----- MATERIAL FOR THIS EXERCISE
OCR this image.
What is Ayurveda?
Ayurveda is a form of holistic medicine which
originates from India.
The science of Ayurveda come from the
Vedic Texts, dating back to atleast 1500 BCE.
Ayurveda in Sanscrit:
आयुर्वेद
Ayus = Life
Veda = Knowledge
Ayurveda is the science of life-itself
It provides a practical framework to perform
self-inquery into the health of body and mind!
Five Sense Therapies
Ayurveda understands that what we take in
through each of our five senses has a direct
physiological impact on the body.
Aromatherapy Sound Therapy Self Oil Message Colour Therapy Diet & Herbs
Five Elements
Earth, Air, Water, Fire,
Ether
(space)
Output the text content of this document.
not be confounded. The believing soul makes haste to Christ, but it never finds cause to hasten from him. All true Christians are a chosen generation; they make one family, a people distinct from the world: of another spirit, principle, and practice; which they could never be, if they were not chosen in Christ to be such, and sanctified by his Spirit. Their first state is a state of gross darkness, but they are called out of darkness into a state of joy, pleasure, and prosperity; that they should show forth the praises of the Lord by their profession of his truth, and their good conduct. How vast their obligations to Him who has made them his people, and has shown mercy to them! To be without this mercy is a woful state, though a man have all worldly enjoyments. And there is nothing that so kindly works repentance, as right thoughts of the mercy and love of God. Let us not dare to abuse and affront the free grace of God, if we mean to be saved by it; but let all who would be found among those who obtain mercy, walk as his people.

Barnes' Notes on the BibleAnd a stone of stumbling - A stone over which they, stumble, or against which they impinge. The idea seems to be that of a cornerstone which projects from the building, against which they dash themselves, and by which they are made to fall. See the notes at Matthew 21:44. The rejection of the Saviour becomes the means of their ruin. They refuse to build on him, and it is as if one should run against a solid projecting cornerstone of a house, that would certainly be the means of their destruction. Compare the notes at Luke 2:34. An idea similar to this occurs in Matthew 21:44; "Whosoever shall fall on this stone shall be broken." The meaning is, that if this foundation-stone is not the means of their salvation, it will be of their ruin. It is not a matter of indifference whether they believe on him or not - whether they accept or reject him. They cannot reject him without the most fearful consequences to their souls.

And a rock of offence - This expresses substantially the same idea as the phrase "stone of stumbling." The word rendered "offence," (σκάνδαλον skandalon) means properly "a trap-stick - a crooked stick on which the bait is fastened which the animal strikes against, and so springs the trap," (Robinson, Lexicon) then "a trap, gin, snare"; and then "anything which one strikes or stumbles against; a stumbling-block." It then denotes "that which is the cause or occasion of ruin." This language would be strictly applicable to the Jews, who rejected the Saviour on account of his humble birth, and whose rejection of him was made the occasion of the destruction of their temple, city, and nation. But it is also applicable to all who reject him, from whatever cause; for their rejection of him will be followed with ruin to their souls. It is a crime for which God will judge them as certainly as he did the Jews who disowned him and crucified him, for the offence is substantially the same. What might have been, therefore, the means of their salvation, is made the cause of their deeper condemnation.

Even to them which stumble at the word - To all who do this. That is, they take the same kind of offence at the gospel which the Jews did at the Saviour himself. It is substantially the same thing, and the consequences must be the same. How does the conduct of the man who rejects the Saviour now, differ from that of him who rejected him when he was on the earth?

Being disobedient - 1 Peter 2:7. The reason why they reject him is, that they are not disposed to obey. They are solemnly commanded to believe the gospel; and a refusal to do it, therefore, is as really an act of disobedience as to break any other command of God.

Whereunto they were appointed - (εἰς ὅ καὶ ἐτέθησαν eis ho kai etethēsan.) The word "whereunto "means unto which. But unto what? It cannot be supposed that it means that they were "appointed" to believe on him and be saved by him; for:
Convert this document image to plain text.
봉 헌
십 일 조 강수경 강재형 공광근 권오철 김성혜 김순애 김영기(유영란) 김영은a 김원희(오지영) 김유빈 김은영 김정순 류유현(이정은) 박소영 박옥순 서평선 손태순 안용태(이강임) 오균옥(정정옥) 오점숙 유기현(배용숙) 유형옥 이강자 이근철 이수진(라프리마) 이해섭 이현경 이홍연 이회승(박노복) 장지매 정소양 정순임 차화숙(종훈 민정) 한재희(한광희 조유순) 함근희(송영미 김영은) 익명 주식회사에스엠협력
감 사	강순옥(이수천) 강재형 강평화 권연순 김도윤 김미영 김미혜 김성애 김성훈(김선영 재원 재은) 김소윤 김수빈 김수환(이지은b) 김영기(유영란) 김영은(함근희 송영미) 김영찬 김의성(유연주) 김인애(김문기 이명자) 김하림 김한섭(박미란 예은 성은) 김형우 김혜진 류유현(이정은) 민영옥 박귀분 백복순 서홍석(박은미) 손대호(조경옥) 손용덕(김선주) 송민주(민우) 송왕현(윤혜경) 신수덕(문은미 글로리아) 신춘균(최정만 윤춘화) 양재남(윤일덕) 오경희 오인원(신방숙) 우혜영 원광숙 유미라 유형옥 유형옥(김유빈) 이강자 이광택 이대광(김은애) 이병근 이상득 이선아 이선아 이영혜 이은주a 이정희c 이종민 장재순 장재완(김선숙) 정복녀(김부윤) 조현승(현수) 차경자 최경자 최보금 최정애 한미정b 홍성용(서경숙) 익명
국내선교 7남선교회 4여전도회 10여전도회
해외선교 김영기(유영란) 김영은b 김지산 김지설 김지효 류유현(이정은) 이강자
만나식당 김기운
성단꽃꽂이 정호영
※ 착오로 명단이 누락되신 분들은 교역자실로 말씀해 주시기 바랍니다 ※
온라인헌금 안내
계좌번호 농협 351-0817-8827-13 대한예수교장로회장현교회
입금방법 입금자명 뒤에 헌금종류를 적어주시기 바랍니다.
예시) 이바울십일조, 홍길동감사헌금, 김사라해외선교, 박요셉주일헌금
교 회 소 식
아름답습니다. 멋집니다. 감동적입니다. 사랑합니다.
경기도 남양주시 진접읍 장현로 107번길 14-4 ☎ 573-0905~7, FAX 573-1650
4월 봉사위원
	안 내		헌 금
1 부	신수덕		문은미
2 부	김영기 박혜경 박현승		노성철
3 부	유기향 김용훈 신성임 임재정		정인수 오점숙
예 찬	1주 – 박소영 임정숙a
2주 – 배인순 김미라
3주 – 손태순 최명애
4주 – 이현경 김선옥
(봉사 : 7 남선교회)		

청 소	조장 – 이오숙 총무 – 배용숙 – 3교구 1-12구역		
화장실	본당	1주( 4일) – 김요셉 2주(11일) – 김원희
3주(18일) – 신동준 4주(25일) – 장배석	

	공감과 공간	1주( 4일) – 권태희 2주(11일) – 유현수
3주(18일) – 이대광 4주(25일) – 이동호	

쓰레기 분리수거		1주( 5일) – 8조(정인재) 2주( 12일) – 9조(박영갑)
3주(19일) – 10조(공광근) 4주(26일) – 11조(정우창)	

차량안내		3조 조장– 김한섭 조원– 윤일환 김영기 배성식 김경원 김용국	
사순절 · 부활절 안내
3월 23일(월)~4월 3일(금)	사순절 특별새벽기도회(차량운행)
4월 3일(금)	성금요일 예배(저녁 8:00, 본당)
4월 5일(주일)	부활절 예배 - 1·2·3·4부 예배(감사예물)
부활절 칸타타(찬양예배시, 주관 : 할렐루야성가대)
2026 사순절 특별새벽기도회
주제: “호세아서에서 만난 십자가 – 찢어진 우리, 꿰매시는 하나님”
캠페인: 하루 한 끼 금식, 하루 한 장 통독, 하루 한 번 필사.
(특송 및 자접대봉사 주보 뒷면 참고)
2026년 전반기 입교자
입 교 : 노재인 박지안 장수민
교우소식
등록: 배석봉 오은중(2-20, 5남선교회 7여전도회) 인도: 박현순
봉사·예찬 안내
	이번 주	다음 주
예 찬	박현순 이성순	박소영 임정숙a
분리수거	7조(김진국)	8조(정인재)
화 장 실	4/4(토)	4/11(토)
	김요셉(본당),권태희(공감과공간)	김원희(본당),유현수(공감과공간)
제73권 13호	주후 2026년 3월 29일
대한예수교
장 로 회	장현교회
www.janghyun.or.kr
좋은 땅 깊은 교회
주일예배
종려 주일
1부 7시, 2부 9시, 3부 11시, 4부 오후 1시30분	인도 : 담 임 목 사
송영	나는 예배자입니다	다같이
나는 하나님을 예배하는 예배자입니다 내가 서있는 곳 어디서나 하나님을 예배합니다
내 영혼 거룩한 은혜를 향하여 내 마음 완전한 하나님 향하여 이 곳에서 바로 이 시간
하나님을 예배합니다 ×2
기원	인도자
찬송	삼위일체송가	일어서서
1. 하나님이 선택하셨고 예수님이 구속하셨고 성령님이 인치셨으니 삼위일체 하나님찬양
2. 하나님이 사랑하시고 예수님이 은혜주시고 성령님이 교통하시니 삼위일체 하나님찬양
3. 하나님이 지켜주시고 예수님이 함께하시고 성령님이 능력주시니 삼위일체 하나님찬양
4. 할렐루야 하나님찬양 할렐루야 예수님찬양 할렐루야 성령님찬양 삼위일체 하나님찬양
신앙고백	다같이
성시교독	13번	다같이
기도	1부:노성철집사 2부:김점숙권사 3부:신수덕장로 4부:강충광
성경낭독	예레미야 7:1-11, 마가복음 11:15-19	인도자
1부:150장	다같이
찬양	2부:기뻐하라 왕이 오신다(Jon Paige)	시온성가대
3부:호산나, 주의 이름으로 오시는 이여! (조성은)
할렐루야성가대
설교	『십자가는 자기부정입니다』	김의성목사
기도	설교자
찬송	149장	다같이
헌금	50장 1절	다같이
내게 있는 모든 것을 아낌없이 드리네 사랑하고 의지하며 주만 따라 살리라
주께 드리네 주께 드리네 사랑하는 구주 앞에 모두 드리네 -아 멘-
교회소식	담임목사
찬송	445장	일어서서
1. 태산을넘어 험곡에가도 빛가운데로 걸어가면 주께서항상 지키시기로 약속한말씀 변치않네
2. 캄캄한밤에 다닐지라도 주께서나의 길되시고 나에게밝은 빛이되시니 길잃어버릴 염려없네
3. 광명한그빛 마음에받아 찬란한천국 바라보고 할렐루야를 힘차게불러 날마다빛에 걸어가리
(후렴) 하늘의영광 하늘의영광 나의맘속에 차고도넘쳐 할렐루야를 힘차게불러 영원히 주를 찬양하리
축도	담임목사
----------
→ **WORK REQUIRED**
In the entries above, locate every line with the word "cannot" and copy it.

→ **RESULT**
Barnes' Notes on the BibleAnd a stone of stumbling - A stone over which they, stumble, or against which they impinge. The idea seems to be that of a cornerstone which projects from the building, against which they dash themselves, and by which they are made to fall. See the notes at Matthew 21:44. The rejection of the Saviour becomes the means of their ruin. They refuse to build on him, and it is as if one should run against a solid projecting cornerstone of a house, that would certainly be the means of their destruction. Compare the notes at Luke 2:34. An idea similar to this occurs in Matthew 21:44; "Whosoever shall fall on this stone shall be broken." The meaning is, that if this foundation-stone is not the means of their salvation, it will be of their ruin. It is not a matter of indifference whether they believe on him or not - whether they accept or reject him. They cannot reject him without the most fearful consequences to their souls.
Whereunto they were appointed - (εἰς ὅ καὶ ἐτέθησαν eis ho kai etethēsan.) The word "whereunto "means unto which. But unto what? It cannot be supposed that it means that they were "appointed" to believe on him and be saved by him; for:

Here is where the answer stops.